[Saved entries]
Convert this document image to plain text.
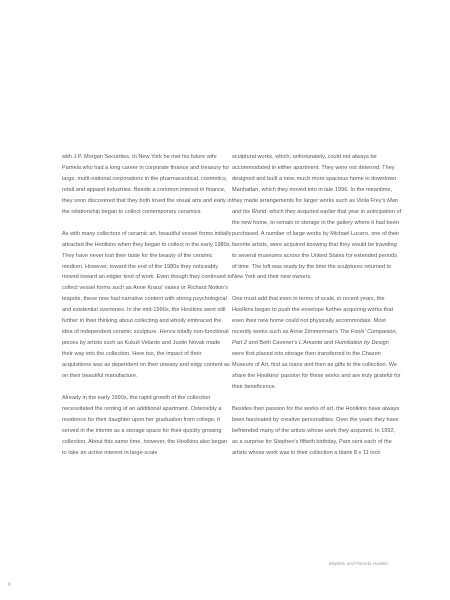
with J.P. Morgan Securities. In New York he met his future wife Pamela who had a long career in corporate finance and treasury for large, multi-national corporations in the pharmaceutical, cosmetics, retail and apparel industries. Beside a common interest in finance, they soon discovered that they both loved the visual arts and early in the relationship began to collect contemporary ceramics.

As with many collectors of ceramic art, beautiful vessel forms initially attracted the Hoolkins when they began to collect in the early 1980s. They have never lost their taste for the beauty of the ceramic medium. However, toward the end of the 1980s they noticeably moved toward an edgier kind of work. Even though they continued to collect vessel forms such as Anne Kraus' vases or Richard Notkin's teapots, these now had narrative content with strong psychological and existential overtones. In the mid-1990s, the Hoolkins went still further in their thinking about collecting and wholly embraced the idea of independent ceramic sculpture. Hence totally non-functional pieces by artists such as Kukuli Velarde and Justin Novak made their way into the collection. Here too, the impact of their acquisitions was as dependent on their uneasy and edgy content as on their beautiful manufacture.

Already in the early 1990s, the rapid growth of the collection necessitated the renting of an additional apartment. Ostensibly a residence for their daughter upon her graduation from college, it served in the interim as a storage space for their quickly growing collection. About this same time, however, the Hoolkins also began to take an active interest in large-scale

sculptural works, which, unfortunately, could not always be accommodated in either apartment. They were not deterred. They designed and built a new, much more spacious home in downtown Manhattan, which they moved into in late 1996. In the meantime, they made arrangements for larger works such as Viola Frey's Man and his World, which they acquired earlier that year in anticipation of the new home, to remain in storage in the gallery where it had been purchased. A number of large works by Michael Lucero, one of their favorite artists, were acquired knowing that they would be traveling to several museums across the United States for extended periods of time. The loft was ready by the time the sculptures returned to New York and their new owners.

One must add that even in terms of scale, in recent years, the Hoolkins began to push the envelope further acquiring works that even their new home could not physically accommodate. Most recently works such as Arnie Zimmerman's The Fools' Companion, Part 2 and Beth Cavener's L'Amante and Humiliation by Design were first placed into storage then transferred to the Chazen Museum of Art, first as loans and then as gifts to the collection. We share the Hoolkins' passion for these works and are truly grateful for their beneficence.

Besides their passion for the works of art, the Hoolkins have always been fascinated by creative personalities. Over the years they have befriended many of the artists whose work they acquired. In 1992, as a surprise for Stephen's fiftieth birthday, Pam sent each of the artists whose work was in their collection a blank 8 x 11 inch

Stephen and Pamela Hoolkin
6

#### [WHAT YOU ARE ASKED TO DO]
Pictures in the records should not appear in your copy, but everything else must be transcribed exactly.

#### [FULL ANSWER]
Convert this document image to plain text.
with J.P. Morgan Securities. In New York he met his future wife Pamela who had a long career in corporate finance and treasury for large, multi-national corporations in the pharmaceutical, cosmetics, retail and apparel industries. Beside a common interest in finance, they soon discovered that they both loved the visual arts and early in the relationship began to collect contemporary ceramics.

As with many collectors of ceramic art, beautiful vessel forms initially attracted the Hoolkins when they began to collect in the early 1980s. They have never lost their taste for the beauty of the ceramic medium. However, toward the end of the 1980s they noticeably moved toward an edgier kind of work. Even though they continued to collect vessel forms such as Anne Kraus' vases or Richard Notkin's teapots, these now had narrative content with strong psychological and existential overtones. In the mid-1990s, the Hoolkins went still further in their thinking about collecting and wholly embraced the idea of independent ceramic sculpture. Hence totally non-functional pieces by artists such as Kukuli Velarde and Justin Novak made their way into the collection. Here too, the impact of their acquisitions was as dependent on their uneasy and edgy content as on their beautiful manufacture.

Already in the early 1990s, the rapid growth of the collection necessitated the renting of an additional apartment. Ostensibly a residence for their daughter upon her graduation from college, it served in the interim as a storage space for their quickly growing collection. About this same time, however, the Hoolkins also began to take an active interest in large-scale

sculptural works, which, unfortunately, could not always be accommodated in either apartment. They were not deterred. They designed and built a new, much more spacious home in downtown Manhattan, which they moved into in late 1996. In the meantime, they made arrangements for larger works such as Viola Frey's Man and his World, which they acquired earlier that year in anticipation of the new home, to remain in storage in the gallery where it had been purchased. A number of large works by Michael Lucero, one of their favorite artists, were acquired knowing that they would be traveling to several museums across the United States for extended periods of time. The loft was ready by the time the sculptures returned to New York and their new owners.

One must add that even in terms of scale, in recent years, the Hoolkins began to push the envelope further acquiring works that even their new home could not physically accommodate. Most recently works such as Arnie Zimmerman's The Fools' Companion, Part 2 and Beth Cavener's L'Amante and Humiliation by Design were first placed into storage then transferred to the Chazen Museum of Art, first as loans and then as gifts to the collection. We share the Hoolkins' passion for these works and are truly grateful for their beneficence.

Besides their passion for the works of art, the Hoolkins have always been fascinated by creative personalities. Over the years they have befriended many of the artists whose work they acquired. In 1992, as a surprise for Stephen's fiftieth birthday, Pam sent each of the artists whose work was in their collection a blank 8 x 11 inch

Stephen and Pamela Hoolkin
6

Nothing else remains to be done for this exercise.